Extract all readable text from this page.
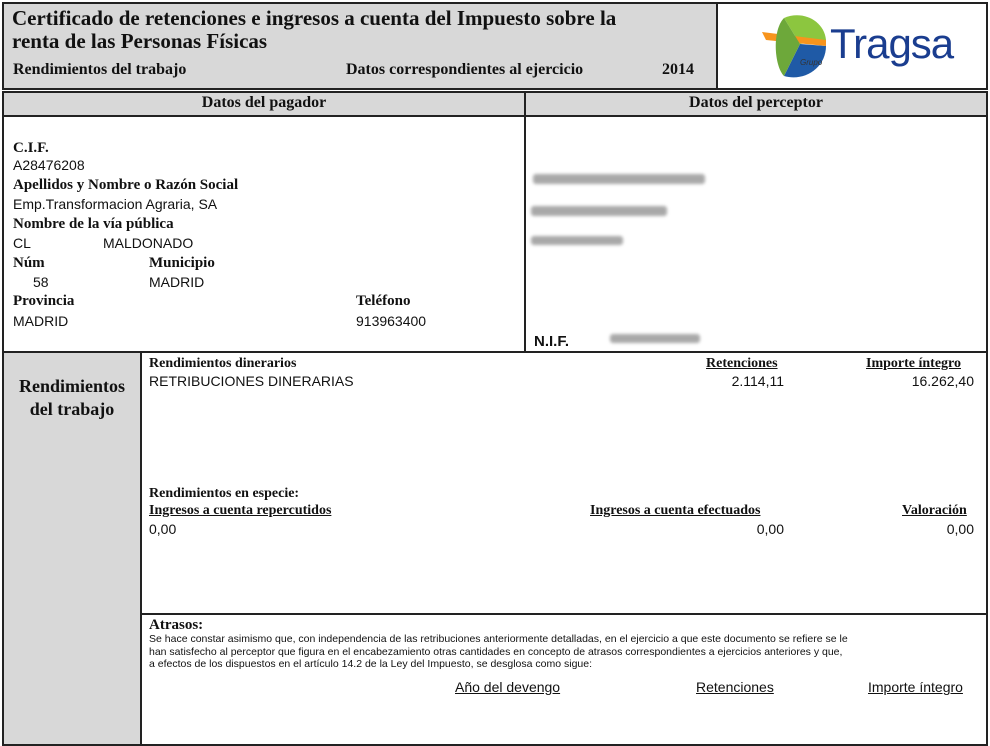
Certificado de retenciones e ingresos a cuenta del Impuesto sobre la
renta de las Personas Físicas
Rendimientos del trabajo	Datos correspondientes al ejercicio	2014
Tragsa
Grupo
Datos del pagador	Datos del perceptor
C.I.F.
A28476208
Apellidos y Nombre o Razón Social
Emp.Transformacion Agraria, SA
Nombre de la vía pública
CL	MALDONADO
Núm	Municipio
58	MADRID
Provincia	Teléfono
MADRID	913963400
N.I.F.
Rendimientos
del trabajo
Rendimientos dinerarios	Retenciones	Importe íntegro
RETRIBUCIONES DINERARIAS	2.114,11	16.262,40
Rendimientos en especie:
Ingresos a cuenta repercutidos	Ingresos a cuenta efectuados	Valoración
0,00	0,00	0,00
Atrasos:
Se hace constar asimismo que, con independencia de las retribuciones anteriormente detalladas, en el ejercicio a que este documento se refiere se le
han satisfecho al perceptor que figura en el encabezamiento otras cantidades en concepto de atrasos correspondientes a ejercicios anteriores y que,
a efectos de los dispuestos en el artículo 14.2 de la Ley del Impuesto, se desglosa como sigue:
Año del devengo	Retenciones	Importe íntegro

----

Every entry above is to be set down exactly; the pictures are to be left out.

Extract all readable text from this page.
Certificado de retenciones e ingresos a cuenta del Impuesto sobre la
renta de las Personas Físicas
Rendimientos del trabajo	Datos correspondientes al ejercicio	2014
Tragsa
Grupo
Datos del pagador	Datos del perceptor
C.I.F.
A28476208
Apellidos y Nombre o Razón Social
Emp.Transformacion Agraria, SA
Nombre de la vía pública
CL	MALDONADO
Núm	Municipio
58	MADRID
Provincia	Teléfono
MADRID	913963400
N.I.F.
Rendimientos
del trabajo
Rendimientos dinerarios	Retenciones	Importe íntegro
RETRIBUCIONES DINERARIAS	2.114,11	16.262,40
Rendimientos en especie:
Ingresos a cuenta repercutidos	Ingresos a cuenta efectuados	Valoración
0,00	0,00	0,00
Atrasos:
Se hace constar asimismo que, con independencia de las retribuciones anteriormente detalladas, en el ejercicio a que este documento se refiere se le
han satisfecho al perceptor que figura en el encabezamiento otras cantidades en concepto de atrasos correspondientes a ejercicios anteriores y que,
a efectos de los dispuestos en el artículo 14.2 de la Ley del Impuesto, se desglosa como sigue:
Año del devengo	Retenciones	Importe íntegro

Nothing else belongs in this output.